• **TASK REQUIREMENTS**: Copy every entry precisely.

============

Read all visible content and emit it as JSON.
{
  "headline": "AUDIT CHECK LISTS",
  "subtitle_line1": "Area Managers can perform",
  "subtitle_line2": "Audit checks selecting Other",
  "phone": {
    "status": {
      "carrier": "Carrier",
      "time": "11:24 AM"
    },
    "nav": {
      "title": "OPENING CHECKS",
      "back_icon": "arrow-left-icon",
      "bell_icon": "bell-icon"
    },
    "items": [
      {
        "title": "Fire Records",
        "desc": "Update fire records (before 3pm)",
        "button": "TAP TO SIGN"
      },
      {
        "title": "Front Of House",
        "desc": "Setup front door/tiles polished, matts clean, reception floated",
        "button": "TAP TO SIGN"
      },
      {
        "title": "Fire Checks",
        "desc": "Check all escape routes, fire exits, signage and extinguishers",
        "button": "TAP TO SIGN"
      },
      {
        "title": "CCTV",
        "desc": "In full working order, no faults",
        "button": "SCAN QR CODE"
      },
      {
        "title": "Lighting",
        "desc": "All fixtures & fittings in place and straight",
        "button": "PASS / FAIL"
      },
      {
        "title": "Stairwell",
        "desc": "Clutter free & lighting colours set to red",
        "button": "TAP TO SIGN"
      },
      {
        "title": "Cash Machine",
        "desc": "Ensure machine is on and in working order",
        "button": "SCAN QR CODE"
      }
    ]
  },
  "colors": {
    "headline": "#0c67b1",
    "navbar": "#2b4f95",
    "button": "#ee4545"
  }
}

============

• **ANSWER IN FULL**:
Read all visible content and emit it as JSON.
{
  "headline": "AUDIT CHECK LISTS",
  "subtitle_line1": "Area Managers can perform",
  "subtitle_line2": "Audit checks selecting Other",
  "phone": {
    "status": {
      "carrier": "Carrier",
      "time": "11:24 AM"
    },
    "nav": {
      "title": "OPENING CHECKS",
      "back_icon": "arrow-left-icon",
      "bell_icon": "bell-icon"
    },
    "items": [
      {
        "title": "Fire Records",
        "desc": "Update fire records (before 3pm)",
        "button": "TAP TO SIGN"
      },
      {
        "title": "Front Of House",
        "desc": "Setup front door/tiles polished, matts clean, reception floated",
        "button": "TAP TO SIGN"
      },
      {
        "title": "Fire Checks",
        "desc": "Check all escape routes, fire exits, signage and extinguishers",
        "button": "TAP TO SIGN"
      },
      {
        "title": "CCTV",
        "desc": "In full working order, no faults",
        "button": "SCAN QR CODE"
      },
      {
        "title": "Lighting",
        "desc": "All fixtures & fittings in place and straight",
        "button": "PASS / FAIL"
      },
      {
        "title": "Stairwell",
        "desc": "Clutter free & lighting colours set to red",
        "button": "TAP TO SIGN"
      },
      {
        "title": "Cash Machine",
        "desc": "Ensure machine is on and in working order",
        "button": "SCAN QR CODE"
      }
    ]
  },
  "colors": {
    "headline": "#0c67b1",
    "navbar": "#2b4f95",
    "button": "#ee4545"
  }
}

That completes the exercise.